Edit the records from the line with "Patent image size: (650, 1138)." up to and including the line with "The coupling bolt 70 is at (322, 957).", changing "high capacitance" to "high-capacity" and keeping everything else the same. Return only those lines.

[Supplied data]:
[BEGIN]

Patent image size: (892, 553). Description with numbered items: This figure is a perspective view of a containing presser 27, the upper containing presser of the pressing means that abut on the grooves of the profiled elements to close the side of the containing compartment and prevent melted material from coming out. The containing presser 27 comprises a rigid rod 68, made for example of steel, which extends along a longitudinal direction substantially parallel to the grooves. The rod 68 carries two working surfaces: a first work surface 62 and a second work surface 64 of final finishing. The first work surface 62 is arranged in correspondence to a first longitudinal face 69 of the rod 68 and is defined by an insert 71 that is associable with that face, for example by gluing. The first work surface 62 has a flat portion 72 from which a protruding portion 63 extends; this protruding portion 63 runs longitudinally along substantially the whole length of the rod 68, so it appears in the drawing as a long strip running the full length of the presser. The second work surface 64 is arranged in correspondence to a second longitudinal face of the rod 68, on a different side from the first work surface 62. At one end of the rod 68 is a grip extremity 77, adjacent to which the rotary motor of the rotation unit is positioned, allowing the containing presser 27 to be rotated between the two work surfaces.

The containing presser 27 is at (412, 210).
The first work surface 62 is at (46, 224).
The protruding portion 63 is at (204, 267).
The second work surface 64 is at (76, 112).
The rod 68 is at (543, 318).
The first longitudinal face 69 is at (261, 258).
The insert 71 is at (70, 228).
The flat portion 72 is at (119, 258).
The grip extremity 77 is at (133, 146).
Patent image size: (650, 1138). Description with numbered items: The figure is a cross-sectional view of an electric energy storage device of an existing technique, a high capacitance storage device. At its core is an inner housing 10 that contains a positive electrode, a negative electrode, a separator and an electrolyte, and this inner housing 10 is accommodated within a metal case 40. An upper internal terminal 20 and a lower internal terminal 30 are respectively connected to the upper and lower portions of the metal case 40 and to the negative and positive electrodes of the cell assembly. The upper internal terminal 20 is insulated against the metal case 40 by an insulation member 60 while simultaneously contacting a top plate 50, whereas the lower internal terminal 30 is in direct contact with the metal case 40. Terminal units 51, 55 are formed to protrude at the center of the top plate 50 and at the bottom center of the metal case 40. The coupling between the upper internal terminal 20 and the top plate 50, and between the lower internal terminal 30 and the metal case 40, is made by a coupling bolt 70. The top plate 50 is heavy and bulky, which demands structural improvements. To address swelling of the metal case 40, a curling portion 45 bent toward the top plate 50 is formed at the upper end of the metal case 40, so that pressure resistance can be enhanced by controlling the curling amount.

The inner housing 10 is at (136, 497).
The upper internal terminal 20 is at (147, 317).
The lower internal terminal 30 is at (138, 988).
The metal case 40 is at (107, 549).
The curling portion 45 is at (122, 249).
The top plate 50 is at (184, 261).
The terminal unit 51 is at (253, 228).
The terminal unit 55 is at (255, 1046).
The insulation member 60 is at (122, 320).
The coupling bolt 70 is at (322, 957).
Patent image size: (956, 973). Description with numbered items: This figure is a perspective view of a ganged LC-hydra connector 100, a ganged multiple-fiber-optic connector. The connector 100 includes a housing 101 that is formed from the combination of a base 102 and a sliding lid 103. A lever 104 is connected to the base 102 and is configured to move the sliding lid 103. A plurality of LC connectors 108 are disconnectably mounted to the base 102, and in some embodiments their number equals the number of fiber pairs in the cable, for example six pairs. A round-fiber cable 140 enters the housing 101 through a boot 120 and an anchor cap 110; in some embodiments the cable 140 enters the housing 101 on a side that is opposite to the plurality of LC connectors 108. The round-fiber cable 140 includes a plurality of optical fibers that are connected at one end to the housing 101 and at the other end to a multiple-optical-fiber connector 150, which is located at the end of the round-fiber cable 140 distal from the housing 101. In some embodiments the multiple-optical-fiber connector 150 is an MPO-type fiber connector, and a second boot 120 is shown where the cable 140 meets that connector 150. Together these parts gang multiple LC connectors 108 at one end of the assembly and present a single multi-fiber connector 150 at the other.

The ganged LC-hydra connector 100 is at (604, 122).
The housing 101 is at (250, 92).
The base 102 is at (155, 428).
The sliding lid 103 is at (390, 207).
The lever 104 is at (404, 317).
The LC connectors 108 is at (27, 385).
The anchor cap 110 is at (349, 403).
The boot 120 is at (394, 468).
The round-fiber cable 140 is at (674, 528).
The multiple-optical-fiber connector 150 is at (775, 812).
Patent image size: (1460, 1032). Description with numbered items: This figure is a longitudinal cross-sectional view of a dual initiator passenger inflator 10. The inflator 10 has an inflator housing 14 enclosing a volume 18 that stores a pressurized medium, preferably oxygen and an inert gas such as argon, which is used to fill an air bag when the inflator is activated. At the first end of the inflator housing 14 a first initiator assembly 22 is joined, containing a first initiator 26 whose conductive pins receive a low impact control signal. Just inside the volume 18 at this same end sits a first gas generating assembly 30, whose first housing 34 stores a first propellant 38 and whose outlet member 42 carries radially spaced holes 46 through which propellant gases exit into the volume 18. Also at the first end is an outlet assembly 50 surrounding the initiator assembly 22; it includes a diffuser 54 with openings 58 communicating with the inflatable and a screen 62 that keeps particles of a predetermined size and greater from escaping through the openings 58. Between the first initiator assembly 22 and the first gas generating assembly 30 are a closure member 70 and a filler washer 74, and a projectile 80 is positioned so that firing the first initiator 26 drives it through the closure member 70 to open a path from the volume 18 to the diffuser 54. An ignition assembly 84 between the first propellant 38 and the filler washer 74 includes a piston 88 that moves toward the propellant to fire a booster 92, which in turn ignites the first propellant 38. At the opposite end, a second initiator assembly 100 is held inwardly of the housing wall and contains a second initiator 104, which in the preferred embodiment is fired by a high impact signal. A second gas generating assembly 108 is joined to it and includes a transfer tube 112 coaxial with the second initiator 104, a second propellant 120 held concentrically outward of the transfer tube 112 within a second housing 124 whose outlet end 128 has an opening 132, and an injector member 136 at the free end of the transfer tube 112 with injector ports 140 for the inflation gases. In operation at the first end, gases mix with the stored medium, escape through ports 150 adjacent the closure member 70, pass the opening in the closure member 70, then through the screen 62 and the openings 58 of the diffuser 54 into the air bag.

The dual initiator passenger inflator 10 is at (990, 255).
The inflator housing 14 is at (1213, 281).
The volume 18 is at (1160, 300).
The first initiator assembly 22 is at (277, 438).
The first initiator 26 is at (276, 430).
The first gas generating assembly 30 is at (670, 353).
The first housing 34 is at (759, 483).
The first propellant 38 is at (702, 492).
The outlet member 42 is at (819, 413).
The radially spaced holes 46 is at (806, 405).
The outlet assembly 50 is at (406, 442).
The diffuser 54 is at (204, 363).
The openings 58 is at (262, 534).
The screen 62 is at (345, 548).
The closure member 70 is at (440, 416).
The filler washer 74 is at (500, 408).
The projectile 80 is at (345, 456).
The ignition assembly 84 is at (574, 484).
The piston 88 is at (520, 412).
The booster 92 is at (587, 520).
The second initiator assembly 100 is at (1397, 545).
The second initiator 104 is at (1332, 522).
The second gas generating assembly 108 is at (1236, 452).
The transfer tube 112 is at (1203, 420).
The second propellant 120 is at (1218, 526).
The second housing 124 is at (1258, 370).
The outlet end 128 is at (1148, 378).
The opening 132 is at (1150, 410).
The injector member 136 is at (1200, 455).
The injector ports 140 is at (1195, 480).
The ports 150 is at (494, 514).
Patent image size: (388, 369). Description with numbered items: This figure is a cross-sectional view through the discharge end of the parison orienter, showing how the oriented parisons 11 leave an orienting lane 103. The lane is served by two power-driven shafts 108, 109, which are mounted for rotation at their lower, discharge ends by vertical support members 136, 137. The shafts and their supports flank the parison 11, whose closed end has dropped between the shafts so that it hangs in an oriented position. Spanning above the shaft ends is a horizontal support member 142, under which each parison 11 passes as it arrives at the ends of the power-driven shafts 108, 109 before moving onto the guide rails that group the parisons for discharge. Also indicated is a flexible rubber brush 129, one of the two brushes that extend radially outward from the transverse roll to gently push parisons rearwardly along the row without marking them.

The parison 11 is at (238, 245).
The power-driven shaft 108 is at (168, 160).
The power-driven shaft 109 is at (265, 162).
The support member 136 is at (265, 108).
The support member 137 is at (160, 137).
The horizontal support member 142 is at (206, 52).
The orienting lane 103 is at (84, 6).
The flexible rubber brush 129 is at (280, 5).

[END]

[Final result]:
Patent image size: (650, 1138). Description with numbered items: The figure is a cross-sectional view of an electric energy storage device of an existing technique, a high-capacity storage device. At its core is an inner housing 10 that contains a positive electrode, a negative electrode, a separator and an electrolyte, and this inner housing 10 is accommodated within a metal case 40. An upper internal terminal 20 and a lower internal terminal 30 are respectively connected to the upper and lower portions of the metal case 40 and to the negative and positive electrodes of the cell assembly. The upper internal terminal 20 is insulated against the metal case 40 by an insulation member 60 while simultaneously contacting a top plate 50, whereas the lower internal terminal 30 is in direct contact with the metal case 40. Terminal units 51, 55 are formed to protrude at the center of the top plate 50 and at the bottom center of the metal case 40. The coupling between the upper internal terminal 20 and the top plate 50, and between the lower internal terminal 30 and the metal case 40, is made by a coupling bolt 70. The top plate 50 is heavy and bulky, which demands structural improvements. To address swelling of the metal case 40, a curling portion 45 bent toward the top plate 50 is formed at the upper end of the metal case 40, so that pressure resistance can be enhanced by controlling the curling amount.

The inner housing 10 is at (136, 497).
The upper internal terminal 20 is at (147, 317).
The lower internal terminal 30 is at (138, 988).
The metal case 40 is at (107, 549).
The curling portion 45 is at (122, 249).
The top plate 50 is at (184, 261).
The terminal unit 51 is at (253, 228).
The terminal unit 55 is at (255, 1046).
The insulation member 60 is at (122, 320).
The coupling bolt 70 is at (322, 957).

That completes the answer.